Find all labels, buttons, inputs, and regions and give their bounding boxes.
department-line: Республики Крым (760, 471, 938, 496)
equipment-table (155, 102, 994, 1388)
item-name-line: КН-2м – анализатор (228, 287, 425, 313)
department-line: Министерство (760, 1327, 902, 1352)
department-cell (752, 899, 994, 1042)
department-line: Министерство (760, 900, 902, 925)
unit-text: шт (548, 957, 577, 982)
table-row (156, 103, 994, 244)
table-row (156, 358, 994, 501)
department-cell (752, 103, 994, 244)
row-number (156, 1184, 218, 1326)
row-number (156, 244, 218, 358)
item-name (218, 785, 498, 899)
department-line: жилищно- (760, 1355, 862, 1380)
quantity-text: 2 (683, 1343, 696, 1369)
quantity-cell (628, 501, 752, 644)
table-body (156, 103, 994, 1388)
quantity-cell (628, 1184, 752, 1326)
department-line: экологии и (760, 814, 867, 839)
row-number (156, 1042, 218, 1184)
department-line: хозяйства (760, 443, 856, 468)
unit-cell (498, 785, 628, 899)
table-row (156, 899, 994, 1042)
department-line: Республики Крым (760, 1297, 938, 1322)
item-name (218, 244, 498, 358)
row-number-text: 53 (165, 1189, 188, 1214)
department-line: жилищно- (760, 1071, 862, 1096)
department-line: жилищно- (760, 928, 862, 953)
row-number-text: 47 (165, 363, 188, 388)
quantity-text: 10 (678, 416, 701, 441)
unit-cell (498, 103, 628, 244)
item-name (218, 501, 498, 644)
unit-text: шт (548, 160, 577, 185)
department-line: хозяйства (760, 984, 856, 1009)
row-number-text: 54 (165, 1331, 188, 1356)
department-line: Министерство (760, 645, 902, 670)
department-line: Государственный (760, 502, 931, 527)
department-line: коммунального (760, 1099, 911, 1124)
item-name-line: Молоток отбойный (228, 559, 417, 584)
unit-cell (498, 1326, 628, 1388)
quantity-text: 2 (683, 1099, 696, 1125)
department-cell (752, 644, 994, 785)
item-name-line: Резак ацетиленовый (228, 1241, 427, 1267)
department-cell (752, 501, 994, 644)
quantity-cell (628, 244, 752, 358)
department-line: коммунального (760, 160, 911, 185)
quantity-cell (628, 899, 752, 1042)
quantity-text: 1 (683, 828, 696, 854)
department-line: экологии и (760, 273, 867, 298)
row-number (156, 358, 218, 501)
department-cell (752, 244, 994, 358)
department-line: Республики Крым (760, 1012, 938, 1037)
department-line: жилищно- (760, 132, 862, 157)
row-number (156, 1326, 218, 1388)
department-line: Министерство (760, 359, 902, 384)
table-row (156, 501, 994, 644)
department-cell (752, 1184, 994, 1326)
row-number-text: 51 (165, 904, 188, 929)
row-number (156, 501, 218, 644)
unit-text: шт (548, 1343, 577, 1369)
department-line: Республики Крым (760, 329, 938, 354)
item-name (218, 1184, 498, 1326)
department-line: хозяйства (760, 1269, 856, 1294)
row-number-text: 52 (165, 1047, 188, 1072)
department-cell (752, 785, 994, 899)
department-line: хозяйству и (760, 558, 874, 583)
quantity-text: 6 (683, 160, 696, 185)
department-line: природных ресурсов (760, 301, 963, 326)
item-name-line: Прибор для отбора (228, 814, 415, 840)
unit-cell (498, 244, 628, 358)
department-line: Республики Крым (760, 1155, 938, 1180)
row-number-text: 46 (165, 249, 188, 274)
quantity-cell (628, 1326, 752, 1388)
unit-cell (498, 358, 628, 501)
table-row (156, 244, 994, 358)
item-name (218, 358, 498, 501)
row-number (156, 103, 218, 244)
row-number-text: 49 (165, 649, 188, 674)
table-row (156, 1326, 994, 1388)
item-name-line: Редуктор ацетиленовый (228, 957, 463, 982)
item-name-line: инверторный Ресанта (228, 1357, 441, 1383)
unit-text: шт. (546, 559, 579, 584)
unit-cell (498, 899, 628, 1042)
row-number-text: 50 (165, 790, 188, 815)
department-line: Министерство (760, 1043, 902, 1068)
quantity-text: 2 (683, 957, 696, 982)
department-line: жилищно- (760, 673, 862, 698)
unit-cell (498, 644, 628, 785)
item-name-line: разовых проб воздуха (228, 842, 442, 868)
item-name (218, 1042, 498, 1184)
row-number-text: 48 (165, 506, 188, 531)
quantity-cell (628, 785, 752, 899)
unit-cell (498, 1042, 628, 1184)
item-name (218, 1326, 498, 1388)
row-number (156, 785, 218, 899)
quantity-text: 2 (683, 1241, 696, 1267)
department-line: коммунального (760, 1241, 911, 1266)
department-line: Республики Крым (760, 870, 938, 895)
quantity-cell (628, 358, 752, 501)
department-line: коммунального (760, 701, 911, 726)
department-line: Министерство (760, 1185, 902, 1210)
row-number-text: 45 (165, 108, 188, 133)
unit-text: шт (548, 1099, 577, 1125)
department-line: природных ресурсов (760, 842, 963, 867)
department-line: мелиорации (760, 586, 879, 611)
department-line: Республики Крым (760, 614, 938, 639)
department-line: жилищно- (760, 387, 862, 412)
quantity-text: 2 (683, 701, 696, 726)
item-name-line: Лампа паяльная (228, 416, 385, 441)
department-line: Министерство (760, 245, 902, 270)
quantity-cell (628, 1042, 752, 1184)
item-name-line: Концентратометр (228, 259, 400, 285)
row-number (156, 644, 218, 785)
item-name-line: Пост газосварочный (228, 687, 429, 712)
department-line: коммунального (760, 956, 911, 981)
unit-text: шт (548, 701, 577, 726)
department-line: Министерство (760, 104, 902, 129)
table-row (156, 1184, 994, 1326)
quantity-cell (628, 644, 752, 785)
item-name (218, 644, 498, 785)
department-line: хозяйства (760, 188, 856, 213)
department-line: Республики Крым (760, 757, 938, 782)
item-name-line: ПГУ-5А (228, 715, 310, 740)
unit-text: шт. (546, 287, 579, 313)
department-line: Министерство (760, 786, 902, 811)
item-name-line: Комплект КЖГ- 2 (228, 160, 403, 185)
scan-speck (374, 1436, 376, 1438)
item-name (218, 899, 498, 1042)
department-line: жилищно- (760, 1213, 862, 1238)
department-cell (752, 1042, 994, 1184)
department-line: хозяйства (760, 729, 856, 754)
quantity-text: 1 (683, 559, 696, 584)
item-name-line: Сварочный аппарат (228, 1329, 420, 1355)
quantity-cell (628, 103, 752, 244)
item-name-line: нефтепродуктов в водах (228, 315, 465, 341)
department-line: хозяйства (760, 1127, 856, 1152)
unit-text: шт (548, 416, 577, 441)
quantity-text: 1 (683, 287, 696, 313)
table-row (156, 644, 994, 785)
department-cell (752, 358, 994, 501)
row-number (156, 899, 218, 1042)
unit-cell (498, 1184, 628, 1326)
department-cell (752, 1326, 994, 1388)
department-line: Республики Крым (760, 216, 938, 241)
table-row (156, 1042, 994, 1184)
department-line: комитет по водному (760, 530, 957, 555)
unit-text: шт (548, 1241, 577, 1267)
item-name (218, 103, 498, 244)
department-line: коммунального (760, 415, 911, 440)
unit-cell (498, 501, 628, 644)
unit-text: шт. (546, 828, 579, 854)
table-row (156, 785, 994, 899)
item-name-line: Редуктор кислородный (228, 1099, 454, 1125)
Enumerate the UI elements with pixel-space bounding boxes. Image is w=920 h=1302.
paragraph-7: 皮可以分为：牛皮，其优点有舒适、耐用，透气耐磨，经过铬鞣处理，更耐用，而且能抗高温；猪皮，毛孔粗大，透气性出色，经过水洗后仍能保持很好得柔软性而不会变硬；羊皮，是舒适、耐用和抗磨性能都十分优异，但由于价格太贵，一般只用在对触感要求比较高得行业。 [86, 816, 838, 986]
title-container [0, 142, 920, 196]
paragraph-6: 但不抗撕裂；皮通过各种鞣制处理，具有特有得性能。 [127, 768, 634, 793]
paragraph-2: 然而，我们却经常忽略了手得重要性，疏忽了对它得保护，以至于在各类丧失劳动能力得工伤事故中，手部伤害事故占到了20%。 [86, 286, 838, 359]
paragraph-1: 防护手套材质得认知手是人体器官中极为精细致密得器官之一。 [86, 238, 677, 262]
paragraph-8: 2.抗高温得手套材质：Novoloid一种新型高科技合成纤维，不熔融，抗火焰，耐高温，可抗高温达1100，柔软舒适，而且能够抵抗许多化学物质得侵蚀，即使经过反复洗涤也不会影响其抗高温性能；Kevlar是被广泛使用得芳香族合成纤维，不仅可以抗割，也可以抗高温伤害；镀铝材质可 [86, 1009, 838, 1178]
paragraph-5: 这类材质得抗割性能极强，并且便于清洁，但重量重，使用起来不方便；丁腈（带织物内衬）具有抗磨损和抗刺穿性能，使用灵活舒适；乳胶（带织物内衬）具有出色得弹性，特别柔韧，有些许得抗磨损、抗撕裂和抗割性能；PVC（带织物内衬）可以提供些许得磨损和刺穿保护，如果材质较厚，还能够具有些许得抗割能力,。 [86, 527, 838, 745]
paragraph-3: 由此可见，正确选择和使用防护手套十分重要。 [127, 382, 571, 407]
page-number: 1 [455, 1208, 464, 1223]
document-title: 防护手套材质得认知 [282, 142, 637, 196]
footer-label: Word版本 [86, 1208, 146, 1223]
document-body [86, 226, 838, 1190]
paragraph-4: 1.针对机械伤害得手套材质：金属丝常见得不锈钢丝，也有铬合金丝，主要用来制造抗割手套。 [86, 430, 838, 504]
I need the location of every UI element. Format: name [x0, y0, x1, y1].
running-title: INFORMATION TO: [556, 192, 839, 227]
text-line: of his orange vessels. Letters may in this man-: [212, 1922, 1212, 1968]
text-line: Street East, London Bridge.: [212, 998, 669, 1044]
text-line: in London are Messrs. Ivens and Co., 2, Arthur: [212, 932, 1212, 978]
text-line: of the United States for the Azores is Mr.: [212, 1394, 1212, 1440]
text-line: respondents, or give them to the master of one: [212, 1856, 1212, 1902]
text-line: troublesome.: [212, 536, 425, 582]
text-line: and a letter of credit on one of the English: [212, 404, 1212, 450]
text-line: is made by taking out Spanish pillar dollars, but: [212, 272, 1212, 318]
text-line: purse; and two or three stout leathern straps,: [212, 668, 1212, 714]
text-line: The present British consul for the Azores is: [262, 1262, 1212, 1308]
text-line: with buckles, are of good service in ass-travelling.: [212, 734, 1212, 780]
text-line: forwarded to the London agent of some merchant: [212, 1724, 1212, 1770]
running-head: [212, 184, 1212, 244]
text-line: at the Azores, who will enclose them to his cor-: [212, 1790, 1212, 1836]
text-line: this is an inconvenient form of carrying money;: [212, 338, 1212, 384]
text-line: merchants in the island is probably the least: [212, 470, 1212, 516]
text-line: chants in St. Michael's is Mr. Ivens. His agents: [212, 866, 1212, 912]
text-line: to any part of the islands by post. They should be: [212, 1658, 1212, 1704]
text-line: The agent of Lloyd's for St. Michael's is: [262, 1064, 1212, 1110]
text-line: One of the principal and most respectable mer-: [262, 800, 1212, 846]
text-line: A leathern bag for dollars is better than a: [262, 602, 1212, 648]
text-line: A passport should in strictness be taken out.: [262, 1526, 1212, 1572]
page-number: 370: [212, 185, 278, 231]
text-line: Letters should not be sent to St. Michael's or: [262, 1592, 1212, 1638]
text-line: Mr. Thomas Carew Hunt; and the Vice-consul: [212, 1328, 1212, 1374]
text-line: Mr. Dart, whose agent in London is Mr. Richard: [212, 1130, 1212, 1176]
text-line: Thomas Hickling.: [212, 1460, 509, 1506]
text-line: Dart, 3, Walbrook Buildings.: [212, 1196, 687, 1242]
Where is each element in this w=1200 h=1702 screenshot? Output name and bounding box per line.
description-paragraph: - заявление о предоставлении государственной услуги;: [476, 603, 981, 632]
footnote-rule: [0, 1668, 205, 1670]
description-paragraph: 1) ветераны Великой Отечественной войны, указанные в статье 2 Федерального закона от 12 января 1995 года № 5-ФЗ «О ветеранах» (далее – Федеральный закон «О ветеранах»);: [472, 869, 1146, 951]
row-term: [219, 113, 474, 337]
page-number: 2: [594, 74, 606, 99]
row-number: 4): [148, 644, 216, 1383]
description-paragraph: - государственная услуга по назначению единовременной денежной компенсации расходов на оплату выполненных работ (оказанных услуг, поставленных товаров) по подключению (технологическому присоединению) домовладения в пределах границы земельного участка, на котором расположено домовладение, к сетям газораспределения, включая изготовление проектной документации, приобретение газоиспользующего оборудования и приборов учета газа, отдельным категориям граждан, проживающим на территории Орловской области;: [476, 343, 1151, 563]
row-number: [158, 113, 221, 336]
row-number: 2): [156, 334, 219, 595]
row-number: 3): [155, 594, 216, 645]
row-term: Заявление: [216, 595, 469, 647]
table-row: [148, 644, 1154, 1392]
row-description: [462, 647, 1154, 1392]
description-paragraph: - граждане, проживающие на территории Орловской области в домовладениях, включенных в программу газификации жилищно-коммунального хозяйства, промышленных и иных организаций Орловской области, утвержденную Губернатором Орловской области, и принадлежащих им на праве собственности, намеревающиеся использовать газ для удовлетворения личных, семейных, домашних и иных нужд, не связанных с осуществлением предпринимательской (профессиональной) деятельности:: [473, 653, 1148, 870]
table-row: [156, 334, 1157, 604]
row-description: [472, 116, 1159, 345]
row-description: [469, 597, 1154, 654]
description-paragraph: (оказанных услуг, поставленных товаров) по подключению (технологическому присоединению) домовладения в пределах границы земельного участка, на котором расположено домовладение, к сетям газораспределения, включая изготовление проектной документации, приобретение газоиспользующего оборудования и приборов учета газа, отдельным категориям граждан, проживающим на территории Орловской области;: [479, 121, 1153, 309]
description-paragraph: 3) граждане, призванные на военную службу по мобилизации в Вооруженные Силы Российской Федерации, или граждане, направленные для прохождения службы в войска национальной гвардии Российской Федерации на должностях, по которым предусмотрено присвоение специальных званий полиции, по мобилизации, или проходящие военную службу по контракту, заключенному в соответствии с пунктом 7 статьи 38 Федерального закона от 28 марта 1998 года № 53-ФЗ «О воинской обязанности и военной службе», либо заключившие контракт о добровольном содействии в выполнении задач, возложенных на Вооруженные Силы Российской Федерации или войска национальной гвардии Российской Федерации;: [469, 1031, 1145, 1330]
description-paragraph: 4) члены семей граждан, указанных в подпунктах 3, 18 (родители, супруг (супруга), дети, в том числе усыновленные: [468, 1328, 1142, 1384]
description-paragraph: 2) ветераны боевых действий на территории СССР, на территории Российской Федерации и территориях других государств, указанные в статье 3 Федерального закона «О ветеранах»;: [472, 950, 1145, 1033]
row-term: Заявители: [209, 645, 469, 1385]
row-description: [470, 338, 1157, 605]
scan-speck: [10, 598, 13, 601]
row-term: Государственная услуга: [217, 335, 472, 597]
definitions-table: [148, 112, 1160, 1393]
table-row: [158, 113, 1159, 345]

▶ [Given problem]: Quote the entries word for word, from the first one through the line containing "unit-text: шт (548, 160, 577, 185)", including both ends.

▶ [Completed exercise]:
Find all labels, buttons, inputs, and regions and give their bounding boxes.
department-line: Республики Крым (760, 471, 938, 496)
equipment-table (155, 102, 994, 1388)
item-name-line: КН-2м – анализатор (228, 287, 425, 313)
department-line: Министерство (760, 1327, 902, 1352)
department-cell (752, 899, 994, 1042)
department-line: Министерство (760, 900, 902, 925)
unit-text: шт (548, 957, 577, 982)
table-row (156, 103, 994, 244)
table-row (156, 358, 994, 501)
department-cell (752, 103, 994, 244)
row-number (156, 1184, 218, 1326)
row-number (156, 244, 218, 358)
item-name (218, 785, 498, 899)
department-line: жилищно- (760, 1355, 862, 1380)
quantity-text: 2 (683, 1343, 696, 1369)
quantity-cell (628, 501, 752, 644)
table-body (156, 103, 994, 1388)
quantity-cell (628, 1184, 752, 1326)
department-line: экологии и (760, 814, 867, 839)
row-number (156, 1042, 218, 1184)
department-line: хозяйства (760, 443, 856, 468)
unit-cell (498, 785, 628, 899)
table-row (156, 899, 994, 1042)
department-line: Республики Крым (760, 1297, 938, 1322)
item-name (218, 244, 498, 358)
row-number-text: 53 (165, 1189, 188, 1214)
department-line: жилищно- (760, 1071, 862, 1096)
department-line: жилищно- (760, 928, 862, 953)
row-number-text: 47 (165, 363, 188, 388)
quantity-text: 10 (678, 416, 701, 441)
unit-cell (498, 103, 628, 244)
item-name (218, 501, 498, 644)
unit-text: шт (548, 160, 577, 185)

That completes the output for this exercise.